⟨
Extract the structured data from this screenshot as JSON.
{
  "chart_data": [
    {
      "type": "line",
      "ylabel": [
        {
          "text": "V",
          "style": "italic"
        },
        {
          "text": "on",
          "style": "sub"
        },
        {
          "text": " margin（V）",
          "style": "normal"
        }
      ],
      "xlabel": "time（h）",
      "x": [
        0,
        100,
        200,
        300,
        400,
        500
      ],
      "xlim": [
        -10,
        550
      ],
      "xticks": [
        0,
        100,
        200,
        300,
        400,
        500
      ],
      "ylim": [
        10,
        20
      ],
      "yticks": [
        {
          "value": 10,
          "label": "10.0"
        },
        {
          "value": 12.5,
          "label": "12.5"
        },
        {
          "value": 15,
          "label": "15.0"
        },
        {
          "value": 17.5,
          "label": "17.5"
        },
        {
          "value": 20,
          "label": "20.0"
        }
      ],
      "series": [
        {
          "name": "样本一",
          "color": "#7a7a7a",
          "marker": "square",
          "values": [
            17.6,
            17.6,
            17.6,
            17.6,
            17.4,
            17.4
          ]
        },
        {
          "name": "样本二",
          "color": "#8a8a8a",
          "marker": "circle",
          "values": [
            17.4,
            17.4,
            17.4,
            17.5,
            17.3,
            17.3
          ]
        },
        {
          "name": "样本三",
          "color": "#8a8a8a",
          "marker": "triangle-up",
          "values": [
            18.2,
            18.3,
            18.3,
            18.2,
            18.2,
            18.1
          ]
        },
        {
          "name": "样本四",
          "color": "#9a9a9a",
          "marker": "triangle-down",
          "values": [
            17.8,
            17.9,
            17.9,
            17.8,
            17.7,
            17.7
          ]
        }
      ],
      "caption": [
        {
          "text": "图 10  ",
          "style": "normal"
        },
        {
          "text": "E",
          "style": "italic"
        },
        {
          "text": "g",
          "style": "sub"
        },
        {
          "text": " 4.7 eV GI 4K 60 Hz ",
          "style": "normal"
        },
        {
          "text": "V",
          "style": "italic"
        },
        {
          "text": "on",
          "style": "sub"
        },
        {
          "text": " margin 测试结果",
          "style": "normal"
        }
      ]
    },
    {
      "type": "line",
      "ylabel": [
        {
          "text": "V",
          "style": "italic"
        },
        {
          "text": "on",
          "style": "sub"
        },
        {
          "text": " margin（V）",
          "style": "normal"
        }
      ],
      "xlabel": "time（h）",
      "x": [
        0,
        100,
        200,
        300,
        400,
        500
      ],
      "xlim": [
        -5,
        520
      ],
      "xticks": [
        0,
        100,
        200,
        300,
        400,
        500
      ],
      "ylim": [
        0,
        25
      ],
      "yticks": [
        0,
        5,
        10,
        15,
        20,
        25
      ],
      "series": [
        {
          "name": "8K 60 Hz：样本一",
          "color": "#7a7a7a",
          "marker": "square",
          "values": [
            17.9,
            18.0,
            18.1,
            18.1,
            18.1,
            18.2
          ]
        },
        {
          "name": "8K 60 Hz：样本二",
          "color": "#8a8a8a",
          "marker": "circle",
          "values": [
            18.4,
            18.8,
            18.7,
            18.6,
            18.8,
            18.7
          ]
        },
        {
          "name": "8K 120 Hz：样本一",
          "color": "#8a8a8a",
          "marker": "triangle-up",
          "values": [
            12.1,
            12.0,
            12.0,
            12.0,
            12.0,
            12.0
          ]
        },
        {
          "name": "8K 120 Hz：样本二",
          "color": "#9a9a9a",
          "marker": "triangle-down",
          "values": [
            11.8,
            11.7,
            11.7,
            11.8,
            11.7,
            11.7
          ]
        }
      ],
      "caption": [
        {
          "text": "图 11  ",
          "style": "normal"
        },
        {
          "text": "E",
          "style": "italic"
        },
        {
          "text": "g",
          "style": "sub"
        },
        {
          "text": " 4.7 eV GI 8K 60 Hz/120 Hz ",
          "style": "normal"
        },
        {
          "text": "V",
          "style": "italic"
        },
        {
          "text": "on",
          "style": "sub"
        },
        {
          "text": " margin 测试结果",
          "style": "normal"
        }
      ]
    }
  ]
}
⟩
## What you need to do
Go through the listing and print each line exactly as it appears.

## Output of the task
Extract the structured data from this screenshot as JSON.
{
  "chart_data": [
    {
      "type": "line",
      "ylabel": [
        {
          "text": "V",
          "style": "italic"
        },
        {
          "text": "on",
          "style": "sub"
        },
        {
          "text": " margin（V）",
          "style": "normal"
        }
      ],
      "xlabel": "time（h）",
      "x": [
        0,
        100,
        200,
        300,
        400,
        500
      ],
      "xlim": [
        -10,
        550
      ],
      "xticks": [
        0,
        100,
        200,
        300,
        400,
        500
      ],
      "ylim": [
        10,
        20
      ],
      "yticks": [
        {
          "value": 10,
          "label": "10.0"
        },
        {
          "value": 12.5,
          "label": "12.5"
        },
        {
          "value": 15,
          "label": "15.0"
        },
        {
          "value": 17.5,
          "label": "17.5"
        },
        {
          "value": 20,
          "label": "20.0"
        }
      ],
      "series": [
        {
          "name": "样本一",
          "color": "#7a7a7a",
          "marker": "square",
          "values": [
            17.6,
            17.6,
            17.6,
            17.6,
            17.4,
            17.4
          ]
        },
        {
          "name": "样本二",
          "color": "#8a8a8a",
          "marker": "circle",
          "values": [
            17.4,
            17.4,
            17.4,
            17.5,
            17.3,
            17.3
          ]
        },
        {
          "name": "样本三",
          "color": "#8a8a8a",
          "marker": "triangle-up",
          "values": [
            18.2,
            18.3,
            18.3,
            18.2,
            18.2,
            18.1
          ]
        },
        {
          "name": "样本四",
          "color": "#9a9a9a",
          "marker": "triangle-down",
          "values": [
            17.8,
            17.9,
            17.9,
            17.8,
            17.7,
            17.7
          ]
        }
      ],
      "caption": [
        {
          "text": "图 10  ",
          "style": "normal"
        },
        {
          "text": "E",
          "style": "italic"
        },
        {
          "text": "g",
          "style": "sub"
        },
        {
          "text": " 4.7 eV GI 4K 60 Hz ",
          "style": "normal"
        },
        {
          "text": "V",
          "style": "italic"
        },
        {
          "text": "on",
          "style": "sub"
        },
        {
          "text": " margin 测试结果",
          "style": "normal"
        }
      ]
    },
    {
      "type": "line",
      "ylabel": [
        {
          "text": "V",
          "style": "italic"
        },
        {
          "text": "on",
          "style": "sub"
        },
        {
          "text": " margin（V）",
          "style": "normal"
        }
      ],
      "xlabel": "time（h）",
      "x": [
        0,
        100,
        200,
        300,
        400,
        500
      ],
      "xlim": [
        -5,
        520
      ],
      "xticks": [
        0,
        100,
        200,
        300,
        400,
        500
      ],
      "ylim": [
        0,
        25
      ],
      "yticks": [
        0,
        5,
        10,
        15,
        20,
        25
      ],
      "series": [
        {
          "name": "8K 60 Hz：样本一",
          "color": "#7a7a7a",
          "marker": "square",
          "values": [
            17.9,
            18.0,
            18.1,
            18.1,
            18.1,
            18.2
          ]
        },
        {
          "name": "8K 60 Hz：样本二",
          "color": "#8a8a8a",
          "marker": "circle",
          "values": [
            18.4,
            18.8,
            18.7,
            18.6,
            18.8,
            18.7
          ]
        },
        {
          "name": "8K 120 Hz：样本一",
          "color": "#8a8a8a",
          "marker": "triangle-up",
          "values": [
            12.1,
            12.0,
            12.0,
            12.0,
            12.0,
            12.0
          ]
        },
        {
          "name": "8K 120 Hz：样本二",
          "color": "#9a9a9a",
          "marker": "triangle-down",
          "values": [
            11.8,
            11.7,
            11.7,
            11.8,
            11.7,
            11.7
          ]
        }
      ],
      "caption": [
        {
          "text": "图 11  ",
          "style": "normal"
        },
        {
          "text": "E",
          "style": "italic"
        },
        {
          "text": "g",
          "style": "sub"
        },
        {
          "text": " 4.7 eV GI 8K 60 Hz/120 Hz ",
          "style": "normal"
        },
        {
          "text": "V",
          "style": "italic"
        },
        {
          "text": "on",
          "style": "sub"
        },
        {
          "text": " margin 测试结果",
          "style": "normal"
        }
      ]
    }
  ]
}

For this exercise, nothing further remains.